##### Provided text
Indeed the close links between police and
GD also became apparent in the elections of
May and June 2012, when approximately
half of police officers on duty in the headquarters of Athens Police voted for GD7.
In spite of these explicit and conspicuous
links between the state apparatus and the
para-state apparatus of GD, neo-Nazis in
fact have been desperate to present their
actions as spontaneous reactions8, especially
after December 20089. Besides the case of
Ayios Panteleimonas, another typical
example of this process took place in May
2011, just a few days before the Syntagma
movement. In Ipirou Street, in the centre of
Athens an armed robbery – the victim of
which was a Greek man who was stabbed
to death by robbers of foreign origin – triggered a series of organised group attacks
against migrants and anti-Nazis. This lasted
for several days and included the beating of
migrants and stabbings, along with attacks
against some of the Athens Anarchist squats
(HRW 2012; Dalakoglou 2011). Some of the
participants in the rally on the ground
where the assassination had taken place
were suggesting that this is “our December”10. So the implication was that since
December 2008 was a spontaneous revolt
triggered by the assassination of Alexis Grigoropoulos by the police, the murder of
Manolis Kantaris in Ipirou Street was
expected by the far-Right to be the event triggering a massive xenophobic group attack,
attracting neo-Nazis from other cities who
came to Athens for the big day. The masses
did not come, but still, the attacks happened
with at least one reported death of a
migrant and several injuries (HRW 2012).
##########
##### Data lines
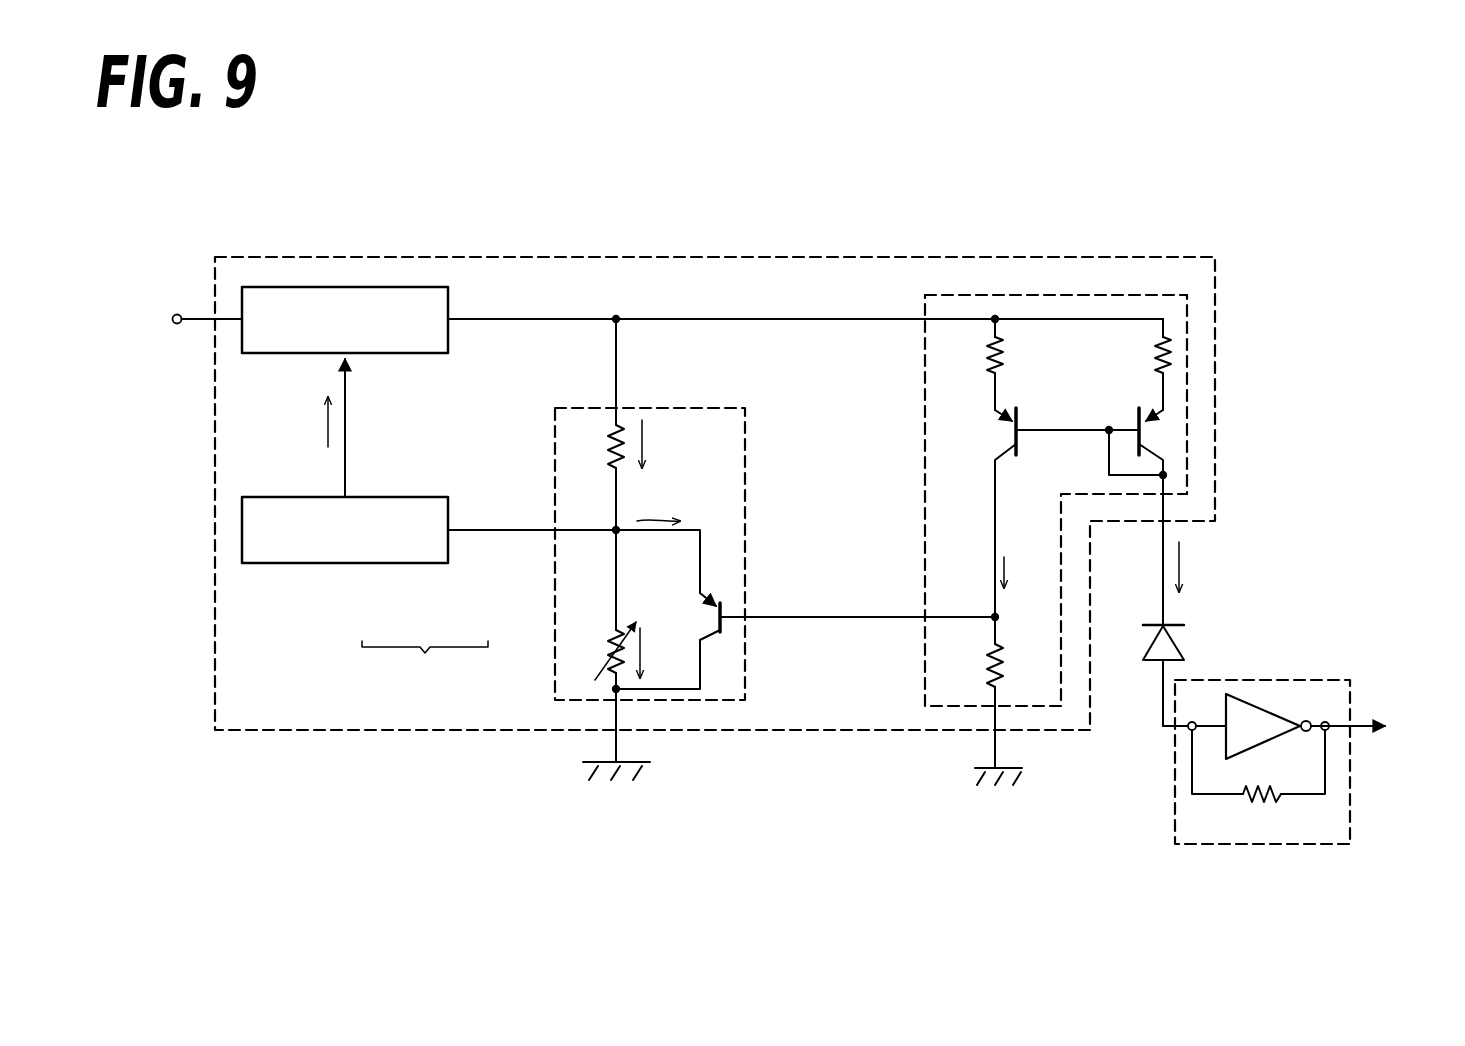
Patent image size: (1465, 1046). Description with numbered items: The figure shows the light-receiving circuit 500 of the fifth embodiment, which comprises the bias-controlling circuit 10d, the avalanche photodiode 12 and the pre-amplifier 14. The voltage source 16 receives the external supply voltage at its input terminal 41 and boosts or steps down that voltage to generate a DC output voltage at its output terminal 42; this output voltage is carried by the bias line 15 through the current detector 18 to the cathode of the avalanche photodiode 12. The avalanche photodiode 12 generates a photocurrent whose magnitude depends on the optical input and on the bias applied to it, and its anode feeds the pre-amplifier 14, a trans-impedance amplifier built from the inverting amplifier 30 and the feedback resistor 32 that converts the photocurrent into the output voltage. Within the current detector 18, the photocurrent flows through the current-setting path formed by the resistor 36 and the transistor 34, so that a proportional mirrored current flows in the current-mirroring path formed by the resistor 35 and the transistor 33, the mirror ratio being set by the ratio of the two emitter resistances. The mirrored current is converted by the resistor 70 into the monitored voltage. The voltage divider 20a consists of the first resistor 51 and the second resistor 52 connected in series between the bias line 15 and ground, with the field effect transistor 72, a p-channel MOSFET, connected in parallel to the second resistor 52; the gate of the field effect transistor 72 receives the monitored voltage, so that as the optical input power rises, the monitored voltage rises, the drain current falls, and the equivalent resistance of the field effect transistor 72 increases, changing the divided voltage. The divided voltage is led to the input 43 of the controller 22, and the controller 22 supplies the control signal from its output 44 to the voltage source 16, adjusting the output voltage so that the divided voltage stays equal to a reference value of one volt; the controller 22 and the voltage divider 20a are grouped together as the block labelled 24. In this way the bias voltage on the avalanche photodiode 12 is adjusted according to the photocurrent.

The light-receiving circuit 500 is at (1300, 240).
The bias-controlling circuit 10d is at (1065, 249).
The input terminal 41 is at (176, 314).
The voltage source 16 is at (345, 287).
The output terminal 42 is at (452, 330).
The bias line 15 is at (794, 318).
The output 44 is at (352, 493).
The controller 22 is at (378, 565).
The input 43 is at (455, 527).
The control unit 24 is at (425, 669).
The voltage divider 20a is at (553, 591).
The first resistor 51 is at (657, 553).
The second resistor 52 is at (608, 672).
The field effect transistor 72 is at (725, 605).
The current detector 18 is at (1192, 374).
The resistor 35 is at (990, 343).
The resistor 36 is at (1170, 347).
The transistor 33 is at (1018, 452).
The transistor 34 is at (1137, 421).
The resistor 70 is at (1004, 647).
The avalanche photodiode 12 is at (1172, 648).
The pre-amplifier 14 is at (1354, 798).
The inverting amplifier 30 is at (1252, 712).
The feedback resistor 32 is at (1252, 800).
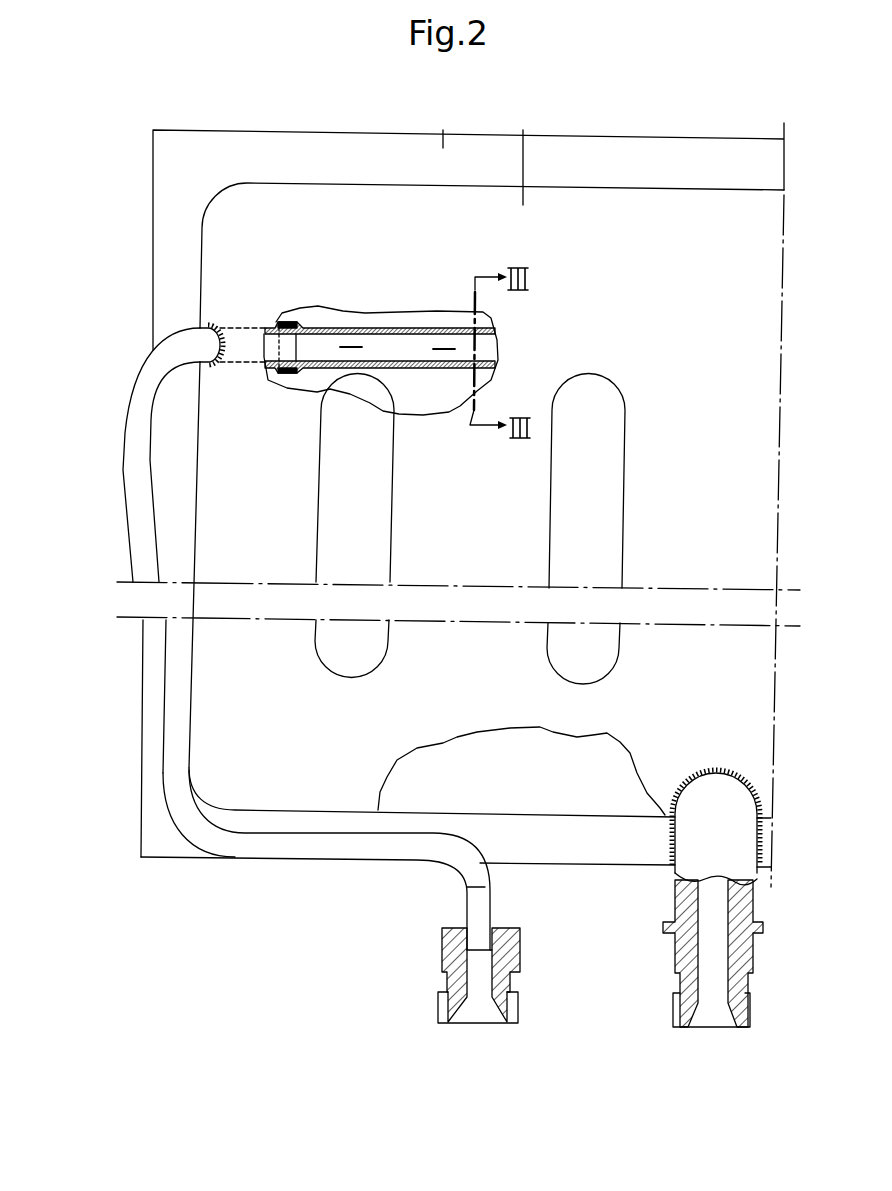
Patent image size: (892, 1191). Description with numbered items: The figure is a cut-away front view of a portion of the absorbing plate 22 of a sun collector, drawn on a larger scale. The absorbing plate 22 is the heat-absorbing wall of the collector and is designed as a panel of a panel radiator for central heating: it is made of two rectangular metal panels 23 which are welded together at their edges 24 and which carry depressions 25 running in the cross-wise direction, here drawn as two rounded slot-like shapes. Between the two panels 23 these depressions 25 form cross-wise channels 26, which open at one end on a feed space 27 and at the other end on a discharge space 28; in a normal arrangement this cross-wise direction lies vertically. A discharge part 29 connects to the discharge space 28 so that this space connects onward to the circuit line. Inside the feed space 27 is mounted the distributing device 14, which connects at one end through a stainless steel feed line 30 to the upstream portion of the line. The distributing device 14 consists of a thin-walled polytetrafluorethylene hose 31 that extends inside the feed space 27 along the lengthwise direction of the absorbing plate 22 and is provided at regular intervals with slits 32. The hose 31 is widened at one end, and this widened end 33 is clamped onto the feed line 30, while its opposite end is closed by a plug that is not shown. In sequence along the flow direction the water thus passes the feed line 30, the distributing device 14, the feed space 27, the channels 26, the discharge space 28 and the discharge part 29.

The distributing device 14 is at (305, 272).
The absorbing plate 22 is at (146, 229).
The rectangular metal panels 23 is at (522, 151).
The edges 24 is at (442, 123).
The depressions 25 is at (378, 528).
The channels 26 is at (498, 543).
The feed space 27 is at (378, 320).
The discharge space 28 is at (469, 792).
The discharge part 29 is at (715, 805).
The feed line 30 is at (147, 373).
The hose 31 is at (340, 345).
The slits 32 is at (335, 326).
The widened end 33 is at (285, 372).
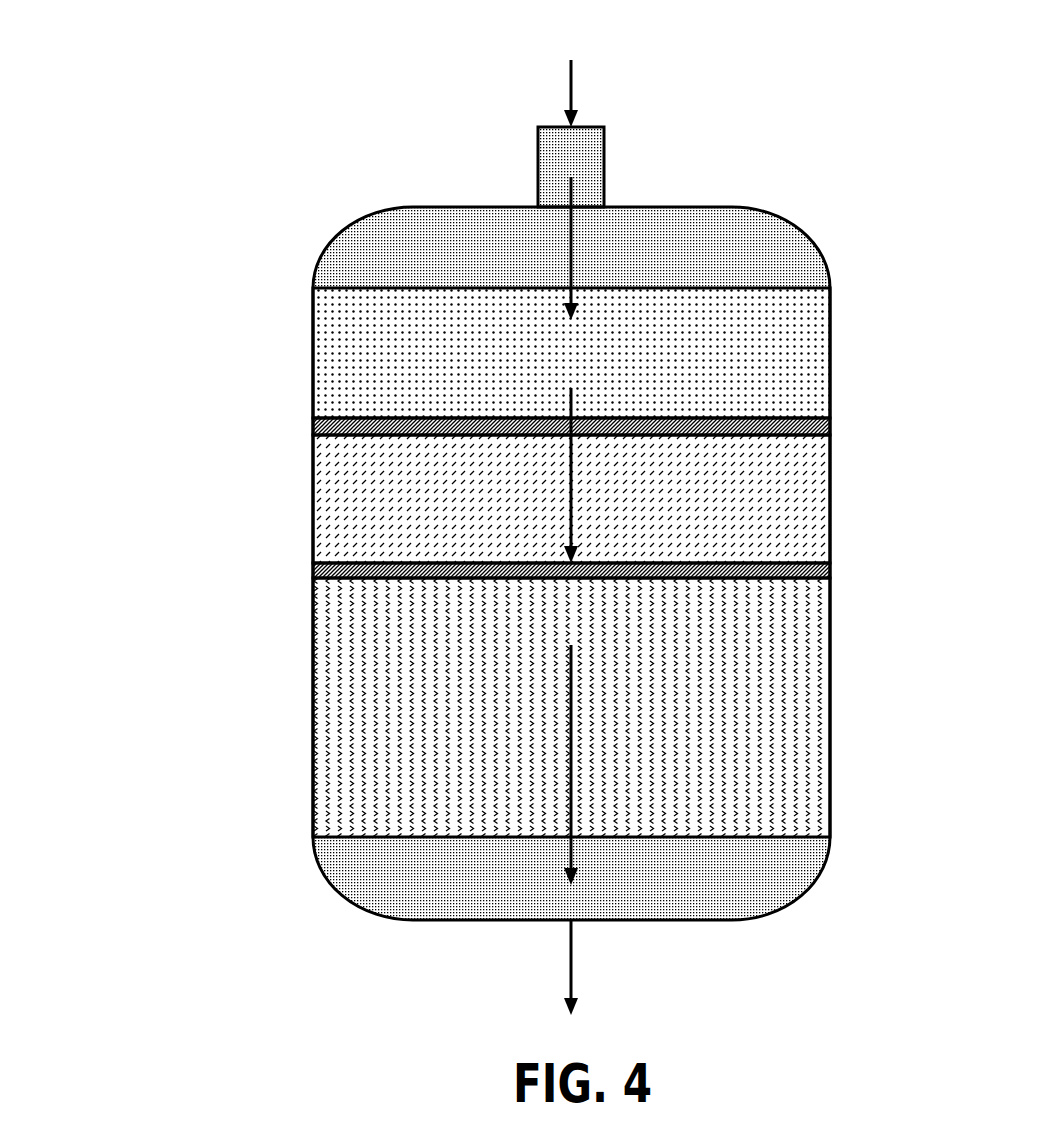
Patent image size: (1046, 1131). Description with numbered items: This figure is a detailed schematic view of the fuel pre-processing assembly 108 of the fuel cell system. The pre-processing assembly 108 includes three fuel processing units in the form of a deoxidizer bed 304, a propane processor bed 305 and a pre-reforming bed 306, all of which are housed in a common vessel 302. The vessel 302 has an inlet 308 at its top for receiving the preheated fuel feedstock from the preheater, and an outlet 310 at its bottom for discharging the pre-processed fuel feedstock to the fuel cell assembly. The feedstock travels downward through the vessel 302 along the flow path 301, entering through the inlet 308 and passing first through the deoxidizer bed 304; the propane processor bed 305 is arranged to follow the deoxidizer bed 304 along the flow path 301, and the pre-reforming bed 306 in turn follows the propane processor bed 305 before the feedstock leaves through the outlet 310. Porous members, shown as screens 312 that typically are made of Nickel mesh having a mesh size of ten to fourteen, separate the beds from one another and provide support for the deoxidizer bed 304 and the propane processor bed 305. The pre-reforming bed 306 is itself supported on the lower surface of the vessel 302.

The pre-processing assembly 108 is at (212, 180).
The flow path 301 is at (567, 449).
The vessel 302 is at (611, 563).
The deoxidizer bed 304 is at (529, 353).
The propane processor bed 305 is at (619, 499).
The pre-reforming bed 306 is at (623, 707).
The inlet 308 is at (616, 158).
The outlet 310 is at (514, 964).
The screens 312 is at (526, 517).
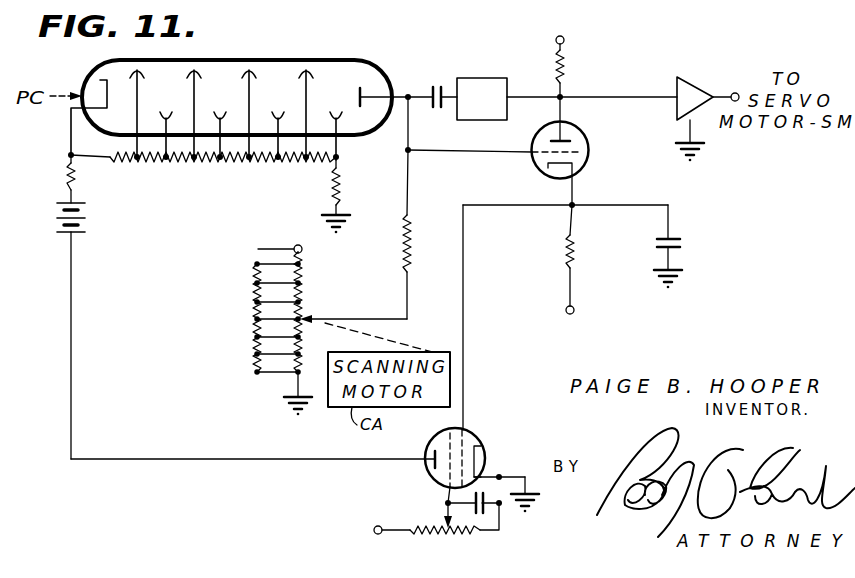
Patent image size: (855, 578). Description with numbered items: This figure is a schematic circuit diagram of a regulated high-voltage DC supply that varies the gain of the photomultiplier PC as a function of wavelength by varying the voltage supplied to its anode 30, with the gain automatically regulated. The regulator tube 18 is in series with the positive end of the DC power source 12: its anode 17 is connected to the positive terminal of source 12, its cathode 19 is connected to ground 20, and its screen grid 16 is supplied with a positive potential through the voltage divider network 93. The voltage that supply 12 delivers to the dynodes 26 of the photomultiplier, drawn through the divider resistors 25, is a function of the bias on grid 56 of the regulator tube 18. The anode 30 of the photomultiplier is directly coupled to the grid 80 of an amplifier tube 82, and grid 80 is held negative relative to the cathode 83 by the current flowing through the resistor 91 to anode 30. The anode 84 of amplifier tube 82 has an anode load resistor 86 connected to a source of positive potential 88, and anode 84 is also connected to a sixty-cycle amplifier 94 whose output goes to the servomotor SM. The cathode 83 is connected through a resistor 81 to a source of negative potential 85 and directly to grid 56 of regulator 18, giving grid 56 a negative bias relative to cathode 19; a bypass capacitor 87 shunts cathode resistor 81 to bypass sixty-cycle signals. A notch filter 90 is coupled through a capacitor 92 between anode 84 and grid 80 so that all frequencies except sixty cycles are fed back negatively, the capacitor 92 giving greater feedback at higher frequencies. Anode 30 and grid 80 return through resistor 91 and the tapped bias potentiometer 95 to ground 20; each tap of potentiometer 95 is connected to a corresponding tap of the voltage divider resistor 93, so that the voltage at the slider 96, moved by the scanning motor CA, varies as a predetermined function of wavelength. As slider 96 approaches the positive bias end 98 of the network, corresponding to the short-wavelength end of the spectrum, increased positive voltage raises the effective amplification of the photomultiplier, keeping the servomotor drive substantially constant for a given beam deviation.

The DC power source 12 is at (82, 220).
The screen grid 16 is at (449, 482).
The anode 17 is at (432, 463).
The regulator tube 18 is at (484, 431).
The cathode 19 is at (482, 454).
The ground 20 is at (296, 397).
The voltage divider resistors 25 is at (332, 185).
The dynodes 26 is at (279, 112).
The anode 30 is at (365, 93).
The grid 56 is at (451, 437).
The grid 80 is at (533, 160).
The resistor 81 is at (567, 252).
The amplifier tube 82 is at (596, 165).
The cathode 83 is at (555, 165).
The anode 84 is at (566, 139).
The source of negative potential 85 is at (575, 307).
The anode load resistor 86 is at (566, 75).
The bypass capacitor 87 is at (683, 243).
The source of positive potential 88 is at (565, 42).
The notch filter 90 is at (497, 78).
The resistor 91 is at (410, 240).
The capacitor 92 is at (437, 85).
The voltage divider resistor 93 is at (370, 401).
The 60-c.p.s. amplifier 94 is at (697, 85).
The bias potentiometer 95 is at (312, 272).
The slider 96 is at (326, 317).
The positive bias end 98 is at (276, 243).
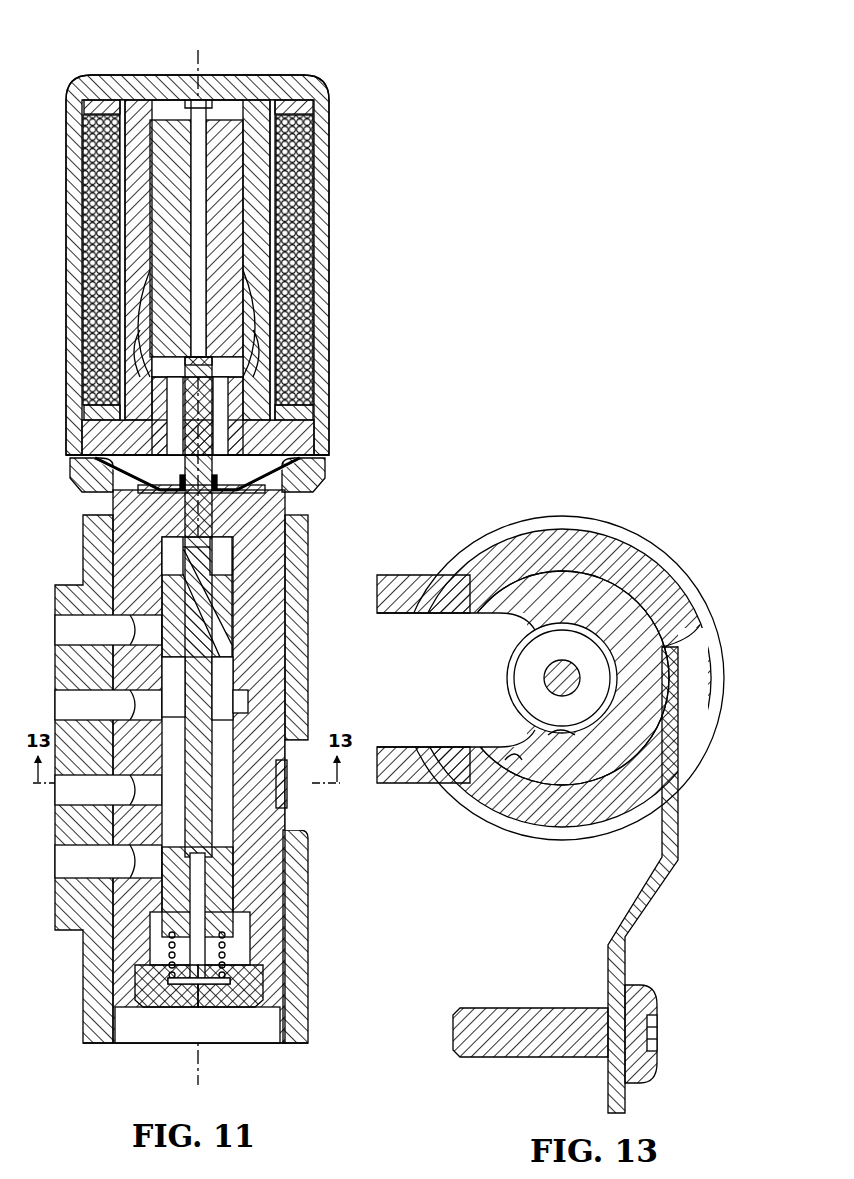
##########
[Task to complete]:
Reproduce word for word the portion of the text on neo-Nazi attacks in Athens between "Indeed the close" and "voted for GD7.", inclusive.

[Full solution]:
Indeed the close links between police and
GD also became apparent in the elections of
May and June 2012, when approximately
half of police officers on duty in the headquarters of Athens Police voted for GD7.